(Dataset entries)
-- start --

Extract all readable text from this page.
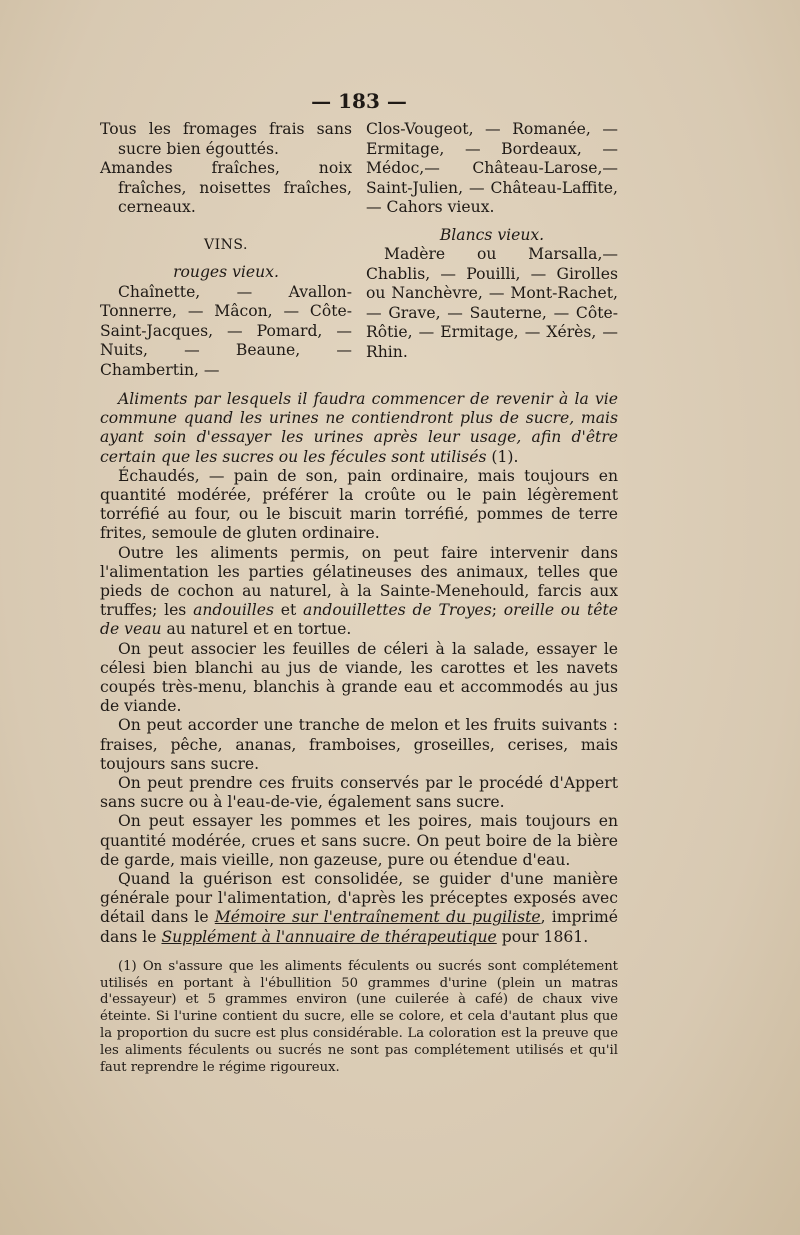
— 183 —

Tous les fromages frais sans sucre bien égouttés.

Amandes fraîches, noix fraîches, noisettes fraîches, cerneaux.

VINS.

rouges vieux.

Chaînette, — Avallon-Tonnerre, — Mâcon, — Côte-Saint-Jacques, — Pomard, — Nuits, — Beaune, — Chambertin, —

Clos-Vougeot, — Romanée, — Ermitage, — Bordeaux, — Médoc,— Château-Larose,—Saint-Julien, — Château-Laffite, — Cahors vieux.

Blancs vieux.

Madère ou Marsalla,— Chablis, — Pouilli, — Girolles ou Nanchèvre, — Mont-Rachet, — Grave, — Sauterne, — Côte-Rôtie, — Ermitage, — Xérès, — Rhin.

Aliments par lesquels il faudra commencer de revenir à la vie commune quand les urines ne contiendront plus de sucre, mais ayant soin d'essayer les urines après leur usage, afin d'être certain que les sucres ou les fécules sont utilisés (1).

Échaudés, — pain de son, pain ordinaire, mais toujours en quantité modérée, préférer la croûte ou le pain légèrement torréfié au four, ou le biscuit marin torréfié, pommes de terre frites, semoule de gluten ordinaire.

Outre les aliments permis, on peut faire intervenir dans l'alimentation les parties gélatineuses des animaux, telles que pieds de cochon au naturel, à la Sainte-Menehould, farcis aux truffes; les andouilles et andouillettes de Troyes; oreille ou tête de veau au naturel et en tortue.

On peut associer les feuilles de céleri à la salade, essayer le célesi bien blanchi au jus de viande, les carottes et les navets coupés très-menu, blanchis à grande eau et accommodés au jus de viande.

On peut accorder une tranche de melon et les fruits suivants : fraises, pêche, ananas, framboises, groseilles, cerises, mais toujours sans sucre.

On peut prendre ces fruits conservés par le procédé d'Appert sans sucre ou à l'eau-de-vie, également sans sucre.

On peut essayer les pommes et les poires, mais toujours en quantité modérée, crues et sans sucre. On peut boire de la bière de garde, mais vieille, non gazeuse, pure ou étendue d'eau.

Quand la guérison est consolidée, se guider d'une manière générale pour l'alimentation, d'après les préceptes exposés avec détail dans le Mémoire sur l'entraînement du pugiliste, imprimé dans le Supplément à l'annuaire de thérapeutique pour 1861.

(1) On s'assure que les aliments féculents ou sucrés sont complétement utilisés en portant à l'ébullition 50 grammes d'urine (plein un matras d'essayeur) et 5 grammes environ (une cuilerée à café) de chaux vive éteinte. Si l'urine contient du sucre, elle se colore, et cela d'autant plus que la proportion du sucre est plus considérable. La coloration est la preuve que les aliments féculents ou sucrés ne sont pas complétement utilisés et qu'il faut reprendre le régime rigoureux.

-- end --

### Task details
Give all the entries again exactly, dropping each picture.

### Finished task
Extract all readable text from this page.
— 183 —

Tous les fromages frais sans sucre bien égouttés.

Amandes fraîches, noix fraîches, noisettes fraîches, cerneaux.

VINS.

rouges vieux.

Chaînette, — Avallon-Tonnerre, — Mâcon, — Côte-Saint-Jacques, — Pomard, — Nuits, — Beaune, — Chambertin, —

Clos-Vougeot, — Romanée, — Ermitage, — Bordeaux, — Médoc,— Château-Larose,—Saint-Julien, — Château-Laffite, — Cahors vieux.

Blancs vieux.

Madère ou Marsalla,— Chablis, — Pouilli, — Girolles ou Nanchèvre, — Mont-Rachet, — Grave, — Sauterne, — Côte-Rôtie, — Ermitage, — Xérès, — Rhin.

Aliments par lesquels il faudra commencer de revenir à la vie commune quand les urines ne contiendront plus de sucre, mais ayant soin d'essayer les urines après leur usage, afin d'être certain que les sucres ou les fécules sont utilisés (1).

Échaudés, — pain de son, pain ordinaire, mais toujours en quantité modérée, préférer la croûte ou le pain légèrement torréfié au four, ou le biscuit marin torréfié, pommes de terre frites, semoule de gluten ordinaire.

Outre les aliments permis, on peut faire intervenir dans l'alimentation les parties gélatineuses des animaux, telles que pieds de cochon au naturel, à la Sainte-Menehould, farcis aux truffes; les andouilles et andouillettes de Troyes; oreille ou tête de veau au naturel et en tortue.

On peut associer les feuilles de céleri à la salade, essayer le célesi bien blanchi au jus de viande, les carottes et les navets coupés très-menu, blanchis à grande eau et accommodés au jus de viande.

On peut accorder une tranche de melon et les fruits suivants : fraises, pêche, ananas, framboises, groseilles, cerises, mais toujours sans sucre.

On peut prendre ces fruits conservés par le procédé d'Appert sans sucre ou à l'eau-de-vie, également sans sucre.

On peut essayer les pommes et les poires, mais toujours en quantité modérée, crues et sans sucre. On peut boire de la bière de garde, mais vieille, non gazeuse, pure ou étendue d'eau.

Quand la guérison est consolidée, se guider d'une manière générale pour l'alimentation, d'après les préceptes exposés avec détail dans le Mémoire sur l'entraînement du pugiliste, imprimé dans le Supplément à l'annuaire de thérapeutique pour 1861.

(1) On s'assure que les aliments féculents ou sucrés sont complétement utilisés en portant à l'ébullition 50 grammes d'urine (plein un matras d'essayeur) et 5 grammes environ (une cuilerée à café) de chaux vive éteinte. Si l'urine contient du sucre, elle se colore, et cela d'autant plus que la proportion du sucre est plus considérable. La coloration est la preuve que les aliments féculents ou sucrés ne sont pas complétement utilisés et qu'il faut reprendre le régime rigoureux.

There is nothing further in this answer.